• _What this task involves_:
Return the material below line for line, without any change, and leave the pictures out.

---

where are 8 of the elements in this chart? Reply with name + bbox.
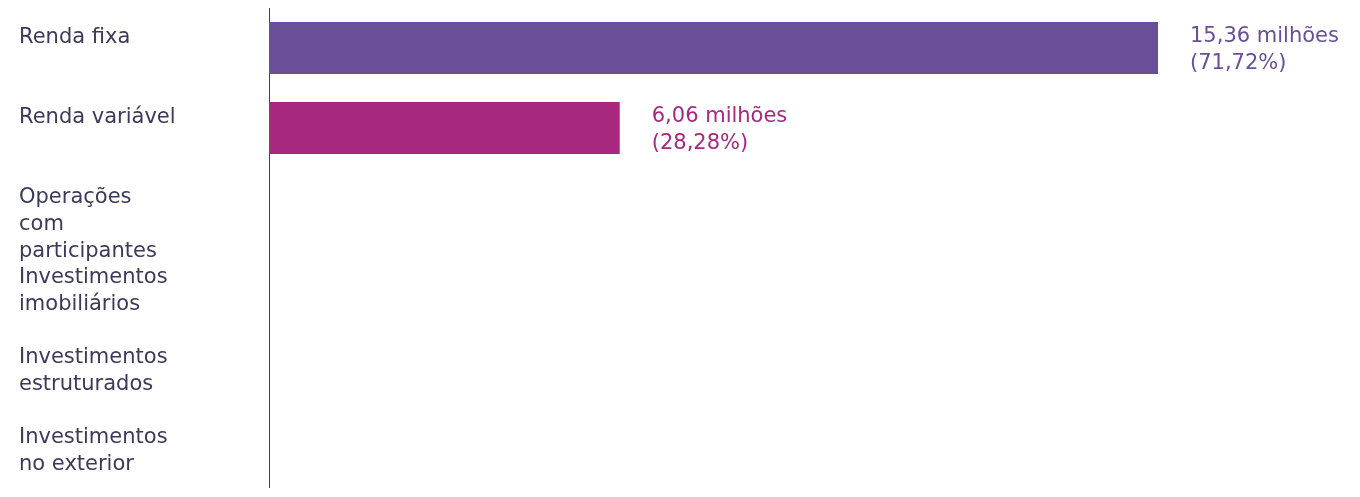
y-tick-label: Operações com participantes [19,183,157,262]
data-label: 6,06 milhões (28,28%) [651,102,788,154]
data-label: 15,36 milhões (71,72%) [1190,22,1339,74]
y-tick-label: Investimentos estruturados [19,343,175,395]
y-tick-label: Investimentos imobiliários [19,263,175,315]
y-tick-label: Investimentos no exterior [19,423,175,475]
y-tick-label: Renda fixa [19,23,131,48]
y-tick-label: Renda variável [19,103,176,128]
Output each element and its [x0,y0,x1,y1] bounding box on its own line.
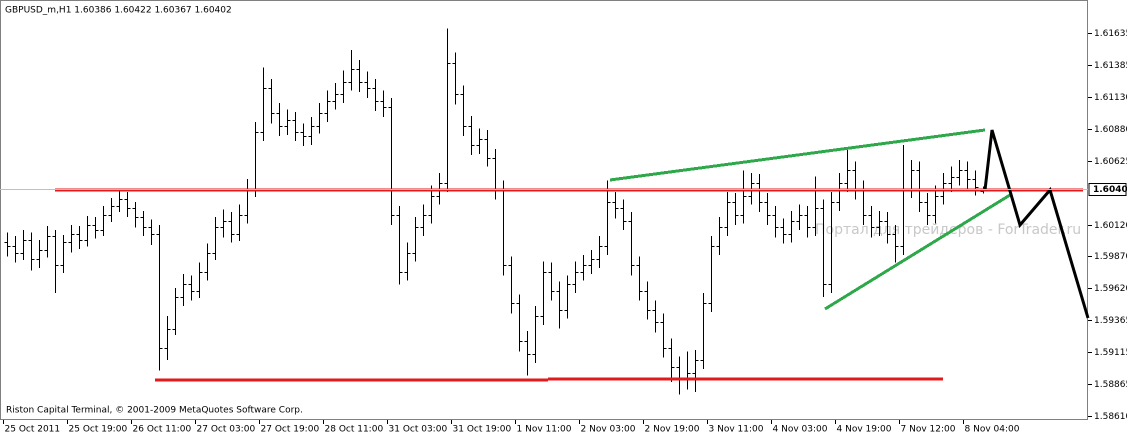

---

• _Task answer_:
where are 8 of the elements in this chart? Reply with name + bbox.
y-tick-label: Operações com participantes [19,183,157,262]
data-label: 6,06 milhões (28,28%) [651,102,788,154]
data-label: 15,36 milhões (71,72%) [1190,22,1339,74]
y-tick-label: Investimentos estruturados [19,343,175,395]
y-tick-label: Investimentos imobiliários [19,263,175,315]
y-tick-label: Investimentos no exterior [19,423,175,475]
y-tick-label: Renda fixa [19,23,131,48]
y-tick-label: Renda variável [19,103,176,128]
Output each element and its [x0,y0,x1,y1] bounding box on its own line.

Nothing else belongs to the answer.